[Collection entries]
-=-=-

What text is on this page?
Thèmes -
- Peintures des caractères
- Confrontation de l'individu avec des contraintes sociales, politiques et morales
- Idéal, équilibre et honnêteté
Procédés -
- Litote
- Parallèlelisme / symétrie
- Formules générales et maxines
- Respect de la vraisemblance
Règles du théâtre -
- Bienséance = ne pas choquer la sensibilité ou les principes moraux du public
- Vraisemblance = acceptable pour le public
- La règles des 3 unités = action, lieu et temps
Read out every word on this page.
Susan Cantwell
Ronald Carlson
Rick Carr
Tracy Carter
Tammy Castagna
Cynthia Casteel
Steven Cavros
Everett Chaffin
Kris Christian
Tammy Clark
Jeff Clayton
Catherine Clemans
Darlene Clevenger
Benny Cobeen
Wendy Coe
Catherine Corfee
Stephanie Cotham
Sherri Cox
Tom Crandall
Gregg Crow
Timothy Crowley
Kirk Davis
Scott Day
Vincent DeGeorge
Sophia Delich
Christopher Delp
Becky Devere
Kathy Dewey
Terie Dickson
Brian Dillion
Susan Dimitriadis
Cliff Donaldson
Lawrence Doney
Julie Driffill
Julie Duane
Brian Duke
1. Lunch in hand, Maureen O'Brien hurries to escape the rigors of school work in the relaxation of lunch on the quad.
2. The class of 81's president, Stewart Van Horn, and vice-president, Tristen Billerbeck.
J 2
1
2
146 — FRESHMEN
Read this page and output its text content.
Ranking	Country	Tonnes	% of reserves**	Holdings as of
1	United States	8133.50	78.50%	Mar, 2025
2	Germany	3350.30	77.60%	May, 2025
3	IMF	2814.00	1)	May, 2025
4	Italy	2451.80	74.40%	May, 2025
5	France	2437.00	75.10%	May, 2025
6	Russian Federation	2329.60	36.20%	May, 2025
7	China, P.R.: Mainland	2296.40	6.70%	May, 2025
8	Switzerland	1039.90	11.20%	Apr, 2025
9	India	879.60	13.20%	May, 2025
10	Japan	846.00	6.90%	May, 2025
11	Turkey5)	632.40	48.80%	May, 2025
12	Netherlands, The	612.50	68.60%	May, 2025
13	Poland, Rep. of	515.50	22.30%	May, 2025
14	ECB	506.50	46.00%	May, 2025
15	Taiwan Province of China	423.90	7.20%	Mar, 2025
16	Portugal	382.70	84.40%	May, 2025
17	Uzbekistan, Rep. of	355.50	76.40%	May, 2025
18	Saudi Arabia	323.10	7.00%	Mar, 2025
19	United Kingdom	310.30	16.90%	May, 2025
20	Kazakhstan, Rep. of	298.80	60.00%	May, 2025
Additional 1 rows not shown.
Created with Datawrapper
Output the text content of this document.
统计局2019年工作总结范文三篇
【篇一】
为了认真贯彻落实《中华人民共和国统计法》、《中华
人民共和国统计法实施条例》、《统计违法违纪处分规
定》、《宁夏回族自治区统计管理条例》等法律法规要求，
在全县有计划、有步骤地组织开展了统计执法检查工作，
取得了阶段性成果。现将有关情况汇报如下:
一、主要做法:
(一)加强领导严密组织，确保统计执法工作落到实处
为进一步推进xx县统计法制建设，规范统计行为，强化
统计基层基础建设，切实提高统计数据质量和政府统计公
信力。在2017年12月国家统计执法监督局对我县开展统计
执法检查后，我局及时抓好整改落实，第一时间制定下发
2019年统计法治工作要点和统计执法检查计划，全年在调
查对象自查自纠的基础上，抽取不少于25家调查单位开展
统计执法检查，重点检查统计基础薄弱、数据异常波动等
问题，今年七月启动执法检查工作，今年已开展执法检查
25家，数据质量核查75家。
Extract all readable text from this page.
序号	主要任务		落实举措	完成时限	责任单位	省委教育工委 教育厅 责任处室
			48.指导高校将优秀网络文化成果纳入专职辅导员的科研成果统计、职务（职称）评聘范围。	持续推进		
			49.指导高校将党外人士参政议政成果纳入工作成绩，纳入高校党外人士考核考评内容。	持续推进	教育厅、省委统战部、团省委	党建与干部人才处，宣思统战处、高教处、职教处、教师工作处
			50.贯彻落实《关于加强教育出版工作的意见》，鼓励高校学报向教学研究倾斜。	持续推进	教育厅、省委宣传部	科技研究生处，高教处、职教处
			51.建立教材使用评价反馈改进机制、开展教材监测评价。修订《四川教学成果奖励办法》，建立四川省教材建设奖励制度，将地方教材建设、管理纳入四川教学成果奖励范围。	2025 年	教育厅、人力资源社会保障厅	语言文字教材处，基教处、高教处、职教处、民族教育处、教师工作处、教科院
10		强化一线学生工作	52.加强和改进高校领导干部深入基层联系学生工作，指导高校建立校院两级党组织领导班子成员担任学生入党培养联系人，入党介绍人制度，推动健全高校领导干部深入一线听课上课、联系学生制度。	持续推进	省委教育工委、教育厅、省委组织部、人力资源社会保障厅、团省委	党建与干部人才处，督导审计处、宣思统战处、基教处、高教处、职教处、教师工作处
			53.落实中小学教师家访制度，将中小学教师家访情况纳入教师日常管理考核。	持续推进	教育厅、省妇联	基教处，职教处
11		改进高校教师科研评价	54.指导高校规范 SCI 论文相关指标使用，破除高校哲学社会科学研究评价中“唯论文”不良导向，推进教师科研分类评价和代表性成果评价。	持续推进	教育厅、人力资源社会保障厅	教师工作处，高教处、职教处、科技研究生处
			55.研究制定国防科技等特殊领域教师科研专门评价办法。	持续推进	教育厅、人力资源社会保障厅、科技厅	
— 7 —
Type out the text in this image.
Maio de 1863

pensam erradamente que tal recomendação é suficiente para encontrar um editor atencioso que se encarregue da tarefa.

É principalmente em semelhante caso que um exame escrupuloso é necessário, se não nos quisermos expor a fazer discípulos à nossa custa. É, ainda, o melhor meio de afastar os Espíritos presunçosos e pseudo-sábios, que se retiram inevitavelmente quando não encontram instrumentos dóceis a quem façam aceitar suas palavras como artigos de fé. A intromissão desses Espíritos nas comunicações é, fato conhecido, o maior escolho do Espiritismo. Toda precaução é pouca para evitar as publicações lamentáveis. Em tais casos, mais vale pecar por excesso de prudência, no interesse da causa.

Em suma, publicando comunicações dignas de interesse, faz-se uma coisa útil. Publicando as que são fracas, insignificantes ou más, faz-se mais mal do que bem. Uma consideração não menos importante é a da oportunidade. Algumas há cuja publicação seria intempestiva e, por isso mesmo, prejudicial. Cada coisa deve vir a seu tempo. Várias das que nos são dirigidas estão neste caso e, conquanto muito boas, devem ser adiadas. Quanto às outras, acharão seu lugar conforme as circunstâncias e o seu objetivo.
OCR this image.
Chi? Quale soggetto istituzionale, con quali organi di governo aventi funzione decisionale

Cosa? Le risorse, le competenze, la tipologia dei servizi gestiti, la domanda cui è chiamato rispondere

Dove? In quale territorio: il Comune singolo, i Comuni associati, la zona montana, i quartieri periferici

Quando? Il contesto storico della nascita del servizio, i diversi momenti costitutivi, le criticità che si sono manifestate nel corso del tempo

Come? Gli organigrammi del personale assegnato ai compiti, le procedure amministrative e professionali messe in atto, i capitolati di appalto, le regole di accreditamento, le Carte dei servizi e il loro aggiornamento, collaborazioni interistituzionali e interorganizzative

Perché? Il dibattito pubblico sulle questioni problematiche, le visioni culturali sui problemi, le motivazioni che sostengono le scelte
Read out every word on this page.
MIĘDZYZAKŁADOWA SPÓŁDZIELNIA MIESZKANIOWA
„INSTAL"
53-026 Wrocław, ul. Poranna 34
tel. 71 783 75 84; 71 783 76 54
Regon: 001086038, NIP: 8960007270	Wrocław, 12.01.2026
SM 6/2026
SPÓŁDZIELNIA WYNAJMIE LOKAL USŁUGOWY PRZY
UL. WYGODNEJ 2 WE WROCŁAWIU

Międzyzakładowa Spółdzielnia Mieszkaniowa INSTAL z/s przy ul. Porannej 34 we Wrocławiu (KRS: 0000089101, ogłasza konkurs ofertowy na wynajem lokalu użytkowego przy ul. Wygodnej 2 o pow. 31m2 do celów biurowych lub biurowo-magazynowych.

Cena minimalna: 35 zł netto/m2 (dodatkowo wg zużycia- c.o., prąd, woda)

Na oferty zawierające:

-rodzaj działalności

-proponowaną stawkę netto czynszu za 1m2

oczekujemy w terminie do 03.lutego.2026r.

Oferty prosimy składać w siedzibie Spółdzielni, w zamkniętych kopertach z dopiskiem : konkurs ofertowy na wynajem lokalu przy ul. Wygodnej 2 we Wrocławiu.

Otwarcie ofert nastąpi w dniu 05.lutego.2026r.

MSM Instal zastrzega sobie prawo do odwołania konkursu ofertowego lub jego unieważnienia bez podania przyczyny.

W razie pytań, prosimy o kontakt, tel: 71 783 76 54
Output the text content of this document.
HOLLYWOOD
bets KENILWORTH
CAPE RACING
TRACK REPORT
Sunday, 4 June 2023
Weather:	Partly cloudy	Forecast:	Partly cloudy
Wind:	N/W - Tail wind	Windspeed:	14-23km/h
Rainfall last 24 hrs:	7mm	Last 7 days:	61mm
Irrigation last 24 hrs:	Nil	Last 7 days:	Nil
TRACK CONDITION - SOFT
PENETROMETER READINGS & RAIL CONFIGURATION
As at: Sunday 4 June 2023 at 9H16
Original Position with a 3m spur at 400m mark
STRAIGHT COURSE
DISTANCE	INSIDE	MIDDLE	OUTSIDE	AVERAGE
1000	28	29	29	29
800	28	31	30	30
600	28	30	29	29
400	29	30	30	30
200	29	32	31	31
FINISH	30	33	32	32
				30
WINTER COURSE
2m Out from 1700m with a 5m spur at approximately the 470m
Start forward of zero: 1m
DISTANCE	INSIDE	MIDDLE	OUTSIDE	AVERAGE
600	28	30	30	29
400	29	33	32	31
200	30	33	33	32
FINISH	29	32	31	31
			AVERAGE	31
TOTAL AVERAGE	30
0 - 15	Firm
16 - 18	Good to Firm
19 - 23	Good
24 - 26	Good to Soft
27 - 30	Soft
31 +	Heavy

-=-=-

Count each line of the data where the word "lokalu" appears, then reply with the total only.

* **RESULT OF THIS TASK**
2